··· INPUT FOR THIS TASK ···

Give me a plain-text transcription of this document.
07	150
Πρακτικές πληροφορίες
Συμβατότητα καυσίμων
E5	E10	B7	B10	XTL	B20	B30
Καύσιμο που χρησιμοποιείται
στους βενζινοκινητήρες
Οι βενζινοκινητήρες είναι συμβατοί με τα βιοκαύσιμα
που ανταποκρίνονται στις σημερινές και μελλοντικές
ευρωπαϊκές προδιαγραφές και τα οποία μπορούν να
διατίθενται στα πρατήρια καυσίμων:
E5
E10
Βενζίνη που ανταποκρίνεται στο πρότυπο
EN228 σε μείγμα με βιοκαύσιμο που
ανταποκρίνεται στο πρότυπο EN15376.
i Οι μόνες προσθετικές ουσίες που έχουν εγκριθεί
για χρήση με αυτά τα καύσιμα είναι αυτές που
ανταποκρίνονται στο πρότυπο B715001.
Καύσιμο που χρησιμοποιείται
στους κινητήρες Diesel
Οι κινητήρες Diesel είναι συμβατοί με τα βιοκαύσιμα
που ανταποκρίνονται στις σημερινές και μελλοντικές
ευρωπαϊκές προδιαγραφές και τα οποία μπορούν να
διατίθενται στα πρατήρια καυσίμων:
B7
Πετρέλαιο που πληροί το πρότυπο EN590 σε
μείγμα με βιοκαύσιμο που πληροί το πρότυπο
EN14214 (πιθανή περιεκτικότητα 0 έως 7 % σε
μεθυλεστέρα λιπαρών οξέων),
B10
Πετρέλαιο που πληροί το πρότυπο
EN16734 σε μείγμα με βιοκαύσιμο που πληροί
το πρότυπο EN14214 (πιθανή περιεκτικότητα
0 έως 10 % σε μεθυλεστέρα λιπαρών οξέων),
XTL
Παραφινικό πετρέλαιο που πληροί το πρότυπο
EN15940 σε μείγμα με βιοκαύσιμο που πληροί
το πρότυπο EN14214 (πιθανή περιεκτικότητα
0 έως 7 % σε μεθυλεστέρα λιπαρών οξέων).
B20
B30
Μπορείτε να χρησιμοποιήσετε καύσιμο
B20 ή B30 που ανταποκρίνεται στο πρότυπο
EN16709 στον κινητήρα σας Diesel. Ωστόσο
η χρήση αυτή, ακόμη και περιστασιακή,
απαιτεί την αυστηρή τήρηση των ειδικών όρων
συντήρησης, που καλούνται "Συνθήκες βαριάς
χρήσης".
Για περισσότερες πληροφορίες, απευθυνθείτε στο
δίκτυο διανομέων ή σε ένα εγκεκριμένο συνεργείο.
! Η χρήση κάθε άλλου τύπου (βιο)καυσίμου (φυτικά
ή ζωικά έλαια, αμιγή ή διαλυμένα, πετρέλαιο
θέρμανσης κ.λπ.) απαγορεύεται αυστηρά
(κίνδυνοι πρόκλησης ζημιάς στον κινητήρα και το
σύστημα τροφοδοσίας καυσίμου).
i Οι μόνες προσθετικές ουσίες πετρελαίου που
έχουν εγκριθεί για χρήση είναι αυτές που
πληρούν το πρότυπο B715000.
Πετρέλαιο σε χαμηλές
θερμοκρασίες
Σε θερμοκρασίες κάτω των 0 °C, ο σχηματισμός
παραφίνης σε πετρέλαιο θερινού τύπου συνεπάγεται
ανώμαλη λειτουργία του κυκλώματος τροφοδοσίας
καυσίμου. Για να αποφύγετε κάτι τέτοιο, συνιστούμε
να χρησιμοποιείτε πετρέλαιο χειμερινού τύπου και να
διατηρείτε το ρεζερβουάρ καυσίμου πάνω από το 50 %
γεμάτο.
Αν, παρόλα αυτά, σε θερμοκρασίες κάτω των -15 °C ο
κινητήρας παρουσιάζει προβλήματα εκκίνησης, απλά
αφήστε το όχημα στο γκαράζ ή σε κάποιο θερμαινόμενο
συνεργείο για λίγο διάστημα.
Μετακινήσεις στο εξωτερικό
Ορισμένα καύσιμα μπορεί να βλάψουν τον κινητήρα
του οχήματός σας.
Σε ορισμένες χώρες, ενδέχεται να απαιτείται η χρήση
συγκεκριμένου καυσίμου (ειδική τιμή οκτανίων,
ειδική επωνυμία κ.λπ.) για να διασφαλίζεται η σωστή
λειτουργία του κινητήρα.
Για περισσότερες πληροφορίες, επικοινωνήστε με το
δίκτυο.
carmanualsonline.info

···
··· INPUT FOR THIS TASK ···

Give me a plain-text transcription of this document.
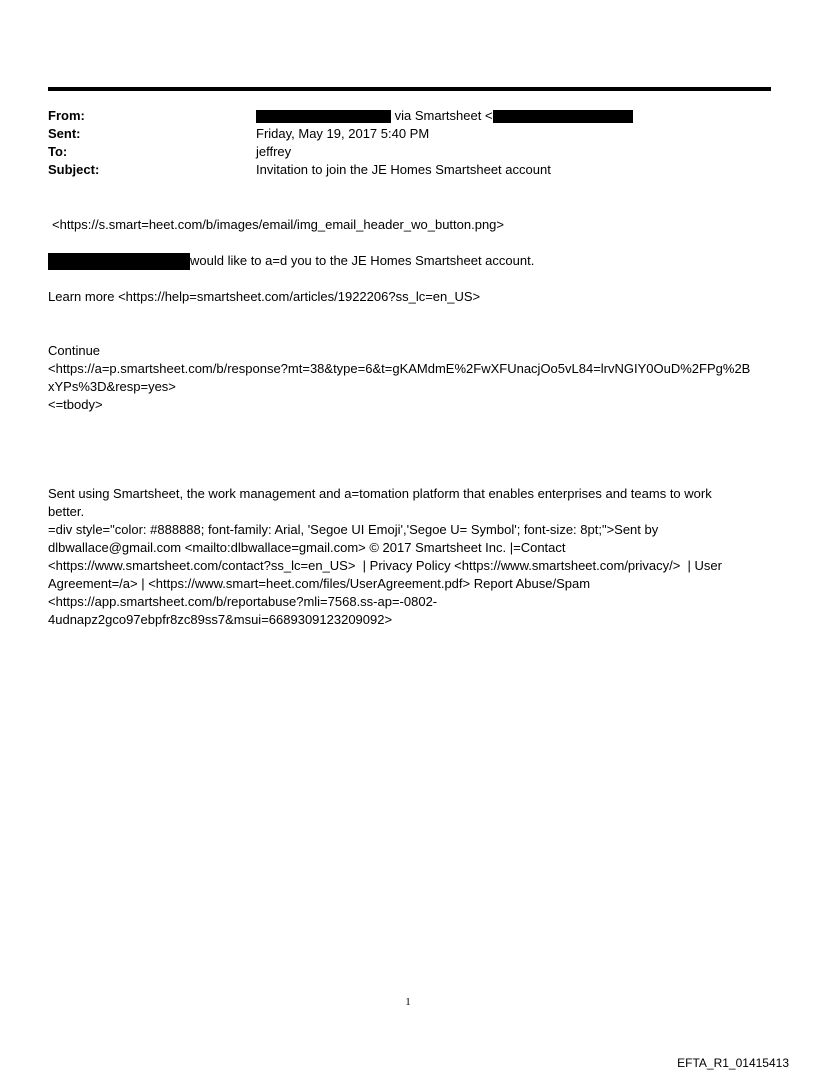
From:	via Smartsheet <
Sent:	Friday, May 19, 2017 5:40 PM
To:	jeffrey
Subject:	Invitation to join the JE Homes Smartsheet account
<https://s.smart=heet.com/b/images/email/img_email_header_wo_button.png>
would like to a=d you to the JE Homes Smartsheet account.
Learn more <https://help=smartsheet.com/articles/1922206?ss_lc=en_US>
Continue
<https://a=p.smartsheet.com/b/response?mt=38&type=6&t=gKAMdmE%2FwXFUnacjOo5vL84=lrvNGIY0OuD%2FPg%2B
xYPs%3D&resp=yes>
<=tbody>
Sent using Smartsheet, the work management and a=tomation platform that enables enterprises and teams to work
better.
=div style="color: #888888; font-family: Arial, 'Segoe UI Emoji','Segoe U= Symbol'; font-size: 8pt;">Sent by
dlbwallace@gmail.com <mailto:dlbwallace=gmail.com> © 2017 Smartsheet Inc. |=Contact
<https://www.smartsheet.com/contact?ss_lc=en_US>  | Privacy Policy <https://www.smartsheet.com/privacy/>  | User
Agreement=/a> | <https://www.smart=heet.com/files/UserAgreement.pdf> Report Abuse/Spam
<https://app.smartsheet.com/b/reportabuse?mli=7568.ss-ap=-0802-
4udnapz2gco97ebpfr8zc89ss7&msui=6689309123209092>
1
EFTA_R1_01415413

···
··· INPUT FOR THIS TASK ···

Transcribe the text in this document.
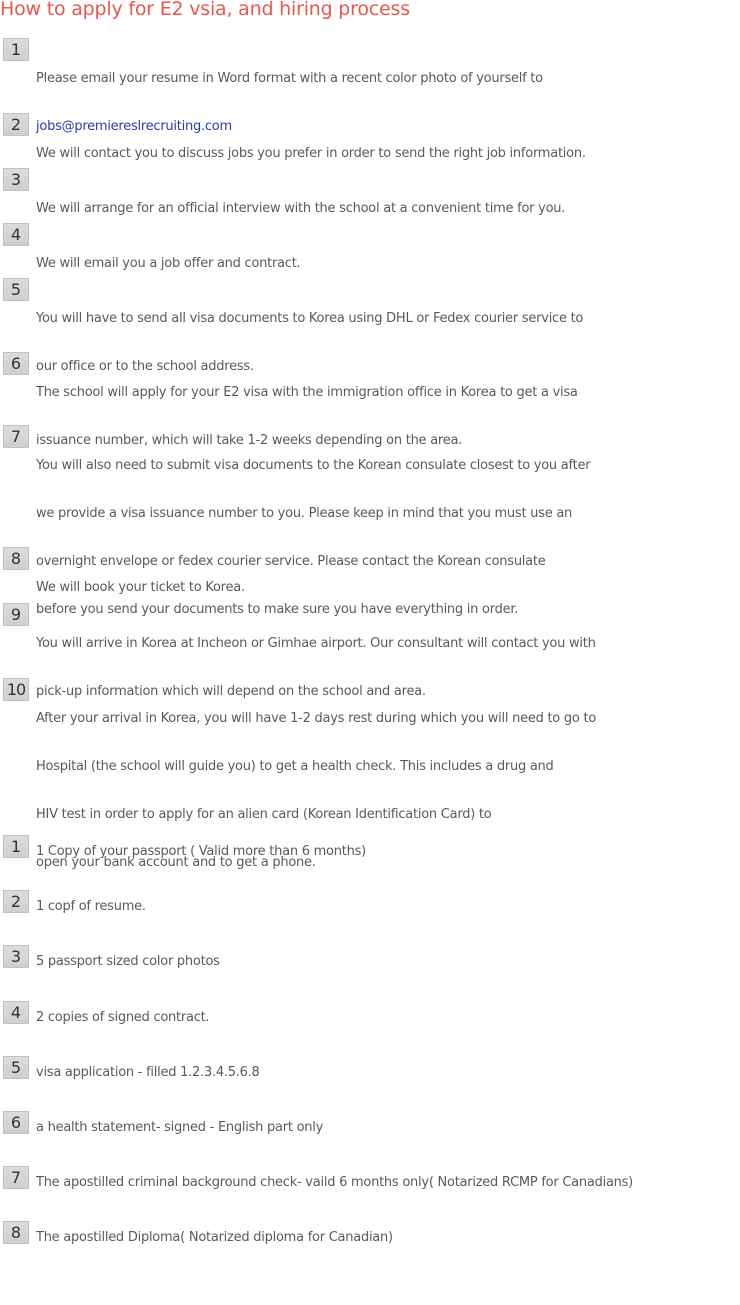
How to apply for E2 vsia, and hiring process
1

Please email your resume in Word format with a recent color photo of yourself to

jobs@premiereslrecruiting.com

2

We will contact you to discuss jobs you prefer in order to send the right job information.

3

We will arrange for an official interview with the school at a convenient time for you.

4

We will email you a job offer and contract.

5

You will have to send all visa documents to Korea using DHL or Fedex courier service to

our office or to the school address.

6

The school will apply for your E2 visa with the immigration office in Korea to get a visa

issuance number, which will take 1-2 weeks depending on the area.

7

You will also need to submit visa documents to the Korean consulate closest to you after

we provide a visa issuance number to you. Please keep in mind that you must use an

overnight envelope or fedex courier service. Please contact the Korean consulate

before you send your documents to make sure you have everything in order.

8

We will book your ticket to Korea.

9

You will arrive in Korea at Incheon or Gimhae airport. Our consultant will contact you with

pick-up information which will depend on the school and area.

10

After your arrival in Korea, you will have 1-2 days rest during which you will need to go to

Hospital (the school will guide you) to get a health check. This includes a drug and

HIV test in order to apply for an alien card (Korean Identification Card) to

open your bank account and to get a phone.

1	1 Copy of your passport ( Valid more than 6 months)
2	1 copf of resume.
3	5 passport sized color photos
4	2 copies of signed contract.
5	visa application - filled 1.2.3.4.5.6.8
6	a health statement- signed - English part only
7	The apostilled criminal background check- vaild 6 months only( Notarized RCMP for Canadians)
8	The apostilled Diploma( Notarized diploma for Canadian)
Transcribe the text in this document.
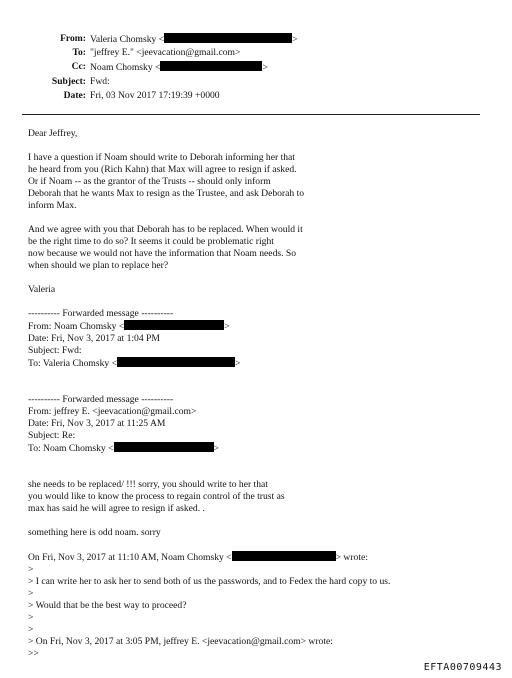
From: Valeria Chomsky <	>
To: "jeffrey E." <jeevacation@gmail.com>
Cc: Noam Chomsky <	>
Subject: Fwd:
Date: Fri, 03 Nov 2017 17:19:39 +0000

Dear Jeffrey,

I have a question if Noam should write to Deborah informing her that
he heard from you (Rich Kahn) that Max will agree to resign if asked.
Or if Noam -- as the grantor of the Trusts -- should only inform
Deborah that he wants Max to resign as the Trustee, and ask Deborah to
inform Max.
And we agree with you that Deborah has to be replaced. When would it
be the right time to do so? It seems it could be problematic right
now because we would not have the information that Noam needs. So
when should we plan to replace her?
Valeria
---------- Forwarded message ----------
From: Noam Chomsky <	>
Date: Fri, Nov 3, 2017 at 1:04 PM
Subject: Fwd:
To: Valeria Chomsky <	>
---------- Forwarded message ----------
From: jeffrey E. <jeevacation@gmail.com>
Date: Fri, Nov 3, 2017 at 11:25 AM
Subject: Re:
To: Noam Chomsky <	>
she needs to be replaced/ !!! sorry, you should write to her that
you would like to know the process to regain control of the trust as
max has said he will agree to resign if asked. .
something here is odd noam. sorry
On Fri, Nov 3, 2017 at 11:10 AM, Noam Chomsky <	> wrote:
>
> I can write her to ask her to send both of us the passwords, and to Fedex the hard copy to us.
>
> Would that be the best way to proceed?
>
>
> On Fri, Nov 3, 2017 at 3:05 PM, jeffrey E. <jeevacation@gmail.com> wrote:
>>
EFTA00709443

···

-- TASK INSTRUCTIONS --
Extract all lines from the material above that include the word "είναι".

-- SOLUTION BELOW --
Οι βενζινοκινητήρες είναι συμβατοί με τα βιοκαύσιμα
για χρήση με αυτά τα καύσιμα είναι αυτές που
Οι κινητήρες Diesel είναι συμβατοί με τα βιοκαύσιμα
έχουν εγκριθεί για χρήση είναι αυτές που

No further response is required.